• [DESCRIPTION OF THE TASK] Set the listing down again exactly, please, apart from its pictures.

---------- THE INPUT ----------

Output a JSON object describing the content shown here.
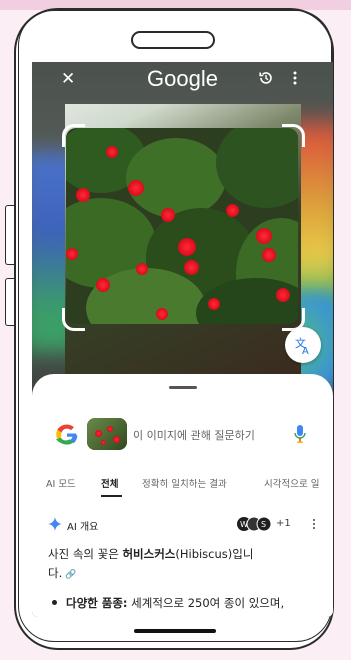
{
  "app": {
    "title": "Google"
  },
  "search": {
    "placeholder": "이 이미지에 관해 질문하기"
  },
  "tabs": [
    {
      "label": "AI 모드",
      "active": false
    },
    {
      "label": "전체",
      "active": true
    },
    {
      "label": "정확히 일치하는 결과",
      "active": false
    },
    {
      "label": "시각적으로 일",
      "active": false
    }
  ],
  "overview": {
    "label": "AI 개요",
    "source_count": "+1"
  },
  "answer": {
    "line1_prefix": "사진 속의 꽃은 ",
    "line1_bold": "허비스커스",
    "line1_suffix": "(Hibiscus)입니",
    "line2": "다."
  },
  "bullet": {
    "bold": "다양한 품종:",
    "text": " 세계적으로 250여 종이 있으며,"
  },
  "colors": {
    "accent_blue": "#4285f4",
    "flower_red": "#e0101e",
    "text_primary": "#202124",
    "text_secondary": "#5f6368"
  },
  "icons": [
    "close-icon",
    "history-icon",
    "more-vert-icon",
    "translate-icon",
    "google-g-icon",
    "mic-icon",
    "sparkle-icon",
    "link-icon"
  ]
}
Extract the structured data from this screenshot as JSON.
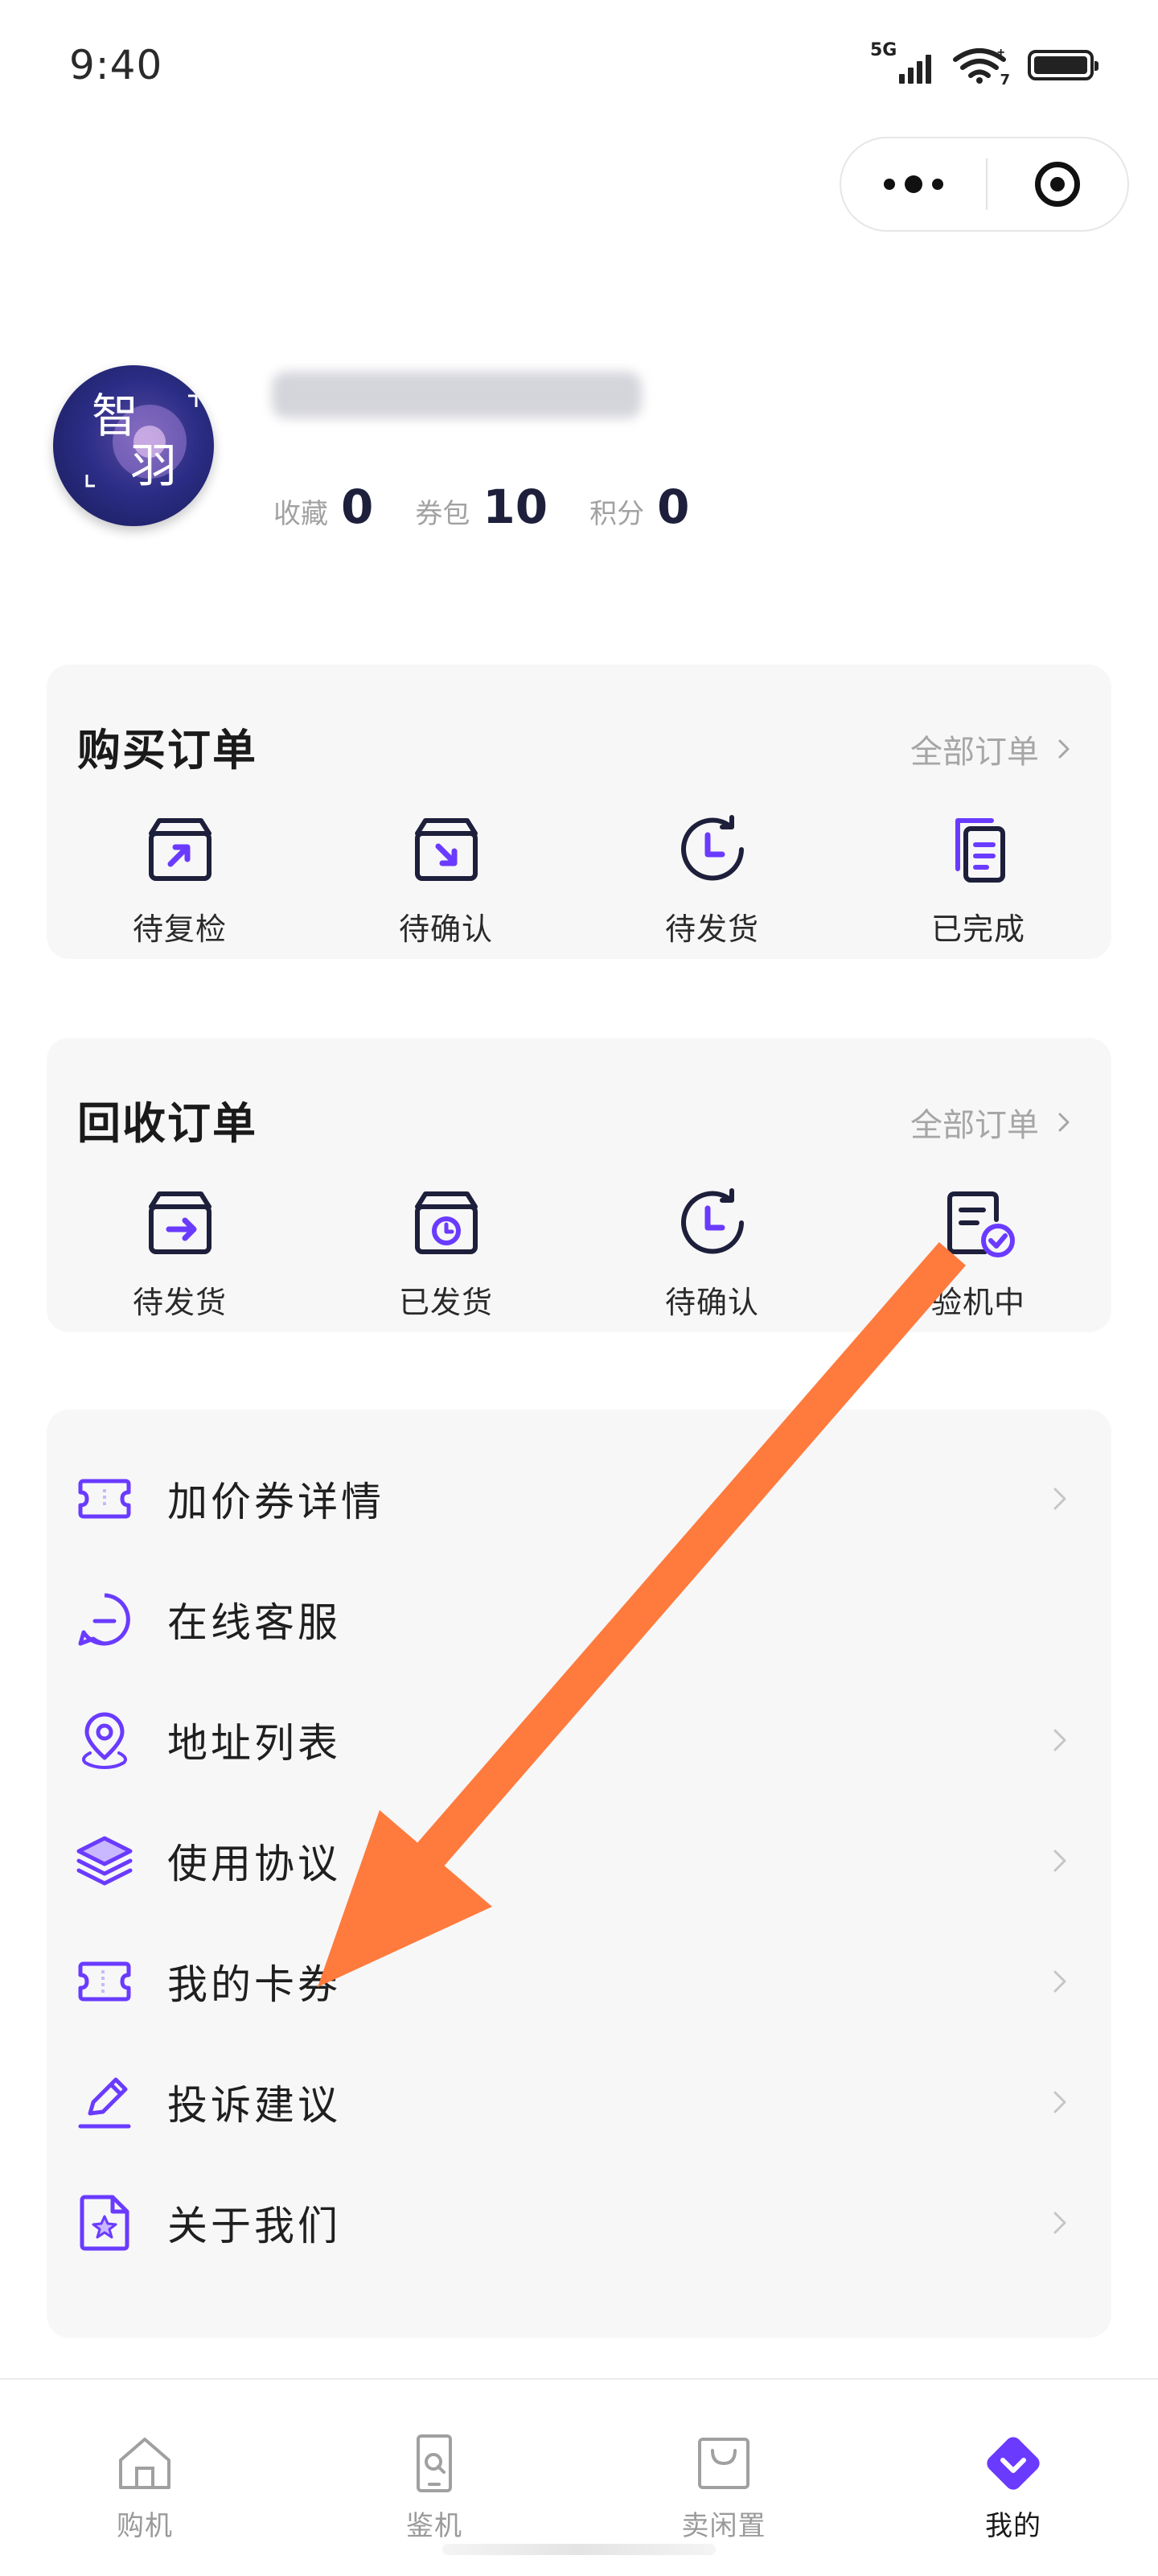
{
  "status_bar": {
    "time": "9:40",
    "network": "5G",
    "wifi_badge": "7"
  },
  "capsule": {
    "icons": [
      "more-dots-icon",
      "close-target-icon"
    ]
  },
  "profile": {
    "avatar_text_top": "智",
    "avatar_text_bottom": "羽",
    "stats": [
      {
        "label": "收藏",
        "value": "0"
      },
      {
        "label": "券包",
        "value": "10"
      },
      {
        "label": "积分",
        "value": "0"
      }
    ]
  },
  "purchase_orders": {
    "title": "购买订单",
    "view_all": "全部订单",
    "items": [
      {
        "label": "待复检",
        "icon": "box-arrow-out-icon"
      },
      {
        "label": "待确认",
        "icon": "box-arrow-in-icon"
      },
      {
        "label": "待发货",
        "icon": "clock-icon"
      },
      {
        "label": "已完成",
        "icon": "document-stack-icon"
      }
    ]
  },
  "recycle_orders": {
    "title": "回收订单",
    "view_all": "全部订单",
    "items": [
      {
        "label": "待发货",
        "icon": "box-send-icon"
      },
      {
        "label": "已发货",
        "icon": "box-clock-icon"
      },
      {
        "label": "待确认",
        "icon": "clock-icon"
      },
      {
        "label": "验机中",
        "icon": "document-check-icon"
      }
    ]
  },
  "menu": [
    {
      "label": "加价券详情",
      "icon": "ticket-icon",
      "chevron": true
    },
    {
      "label": "在线客服",
      "icon": "chat-bubble-icon",
      "chevron": false
    },
    {
      "label": "地址列表",
      "icon": "location-pin-icon",
      "chevron": true
    },
    {
      "label": "使用协议",
      "icon": "layers-icon",
      "chevron": true
    },
    {
      "label": "我的卡券",
      "icon": "coupon-icon",
      "chevron": true
    },
    {
      "label": "投诉建议",
      "icon": "pencil-icon",
      "chevron": true
    },
    {
      "label": "关于我们",
      "icon": "star-document-icon",
      "chevron": true
    }
  ],
  "tabbar": [
    {
      "label": "购机",
      "icon": "home-icon",
      "active": false
    },
    {
      "label": "鉴机",
      "icon": "phone-inspect-icon",
      "active": false
    },
    {
      "label": "卖闲置",
      "icon": "shopping-bag-icon",
      "active": false
    },
    {
      "label": "我的",
      "icon": "profile-heart-icon",
      "active": true
    }
  ],
  "colors": {
    "accent": "#6a3bff",
    "arrow": "#ff7a3d",
    "card_bg": "#f7f7f7",
    "text_primary": "#1f1f1f",
    "text_muted": "#a6a6a6"
  }
}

----------

• [THE SOLUTION]
Output a JSON object describing the content shown here.
{
  "app": {
    "title": "Google"
  },
  "search": {
    "placeholder": "이 이미지에 관해 질문하기"
  },
  "tabs": [
    {
      "label": "AI 모드",
      "active": false
    },
    {
      "label": "전체",
      "active": true
    },
    {
      "label": "정확히 일치하는 결과",
      "active": false
    },
    {
      "label": "시각적으로 일",
      "active": false
    }
  ],
  "overview": {
    "label": "AI 개요",
    "source_count": "+1"
  },
  "answer": {
    "line1_prefix": "사진 속의 꽃은 ",
    "line1_bold": "허비스커스",
    "line1_suffix": "(Hibiscus)입니",
    "line2": "다."
  },
  "bullet": {
    "bold": "다양한 품종:",
    "text": " 세계적으로 250여 종이 있으며,"
  },
  "colors": {
    "accent_blue": "#4285f4",
    "flower_red": "#e0101e",
    "text_primary": "#202124",
    "text_secondary": "#5f6368"
  },
  "icons": [
    "close-icon",
    "history-icon",
    "more-vert-icon",
    "translate-icon",
    "google-g-icon",
    "mic-icon",
    "sparkle-icon",
    "link-icon"
  ]
}
Extract the structured data from this screenshot as JSON.
{
  "status_bar": {
    "time": "9:40",
    "network": "5G",
    "wifi_badge": "7"
  },
  "capsule": {
    "icons": [
      "more-dots-icon",
      "close-target-icon"
    ]
  },
  "profile": {
    "avatar_text_top": "智",
    "avatar_text_bottom": "羽",
    "stats": [
      {
        "label": "收藏",
        "value": "0"
      },
      {
        "label": "券包",
        "value": "10"
      },
      {
        "label": "积分",
        "value": "0"
      }
    ]
  },
  "purchase_orders": {
    "title": "购买订单",
    "view_all": "全部订单",
    "items": [
      {
        "label": "待复检",
        "icon": "box-arrow-out-icon"
      },
      {
        "label": "待确认",
        "icon": "box-arrow-in-icon"
      },
      {
        "label": "待发货",
        "icon": "clock-icon"
      },
      {
        "label": "已完成",
        "icon": "document-stack-icon"
      }
    ]
  },
  "recycle_orders": {
    "title": "回收订单",
    "view_all": "全部订单",
    "items": [
      {
        "label": "待发货",
        "icon": "box-send-icon"
      },
      {
        "label": "已发货",
        "icon": "box-clock-icon"
      },
      {
        "label": "待确认",
        "icon": "clock-icon"
      },
      {
        "label": "验机中",
        "icon": "document-check-icon"
      }
    ]
  },
  "menu": [
    {
      "label": "加价券详情",
      "icon": "ticket-icon",
      "chevron": true
    },
    {
      "label": "在线客服",
      "icon": "chat-bubble-icon",
      "chevron": false
    },
    {
      "label": "地址列表",
      "icon": "location-pin-icon",
      "chevron": true
    },
    {
      "label": "使用协议",
      "icon": "layers-icon",
      "chevron": true
    },
    {
      "label": "我的卡券",
      "icon": "coupon-icon",
      "chevron": true
    },
    {
      "label": "投诉建议",
      "icon": "pencil-icon",
      "chevron": true
    },
    {
      "label": "关于我们",
      "icon": "star-document-icon",
      "chevron": true
    }
  ],
  "tabbar": [
    {
      "label": "购机",
      "icon": "home-icon",
      "active": false
    },
    {
      "label": "鉴机",
      "icon": "phone-inspect-icon",
      "active": false
    },
    {
      "label": "卖闲置",
      "icon": "shopping-bag-icon",
      "active": false
    },
    {
      "label": "我的",
      "icon": "profile-heart-icon",
      "active": true
    }
  ],
  "colors": {
    "accent": "#6a3bff",
    "arrow": "#ff7a3d",
    "card_bg": "#f7f7f7",
    "text_primary": "#1f1f1f",
    "text_muted": "#a6a6a6"
  }
}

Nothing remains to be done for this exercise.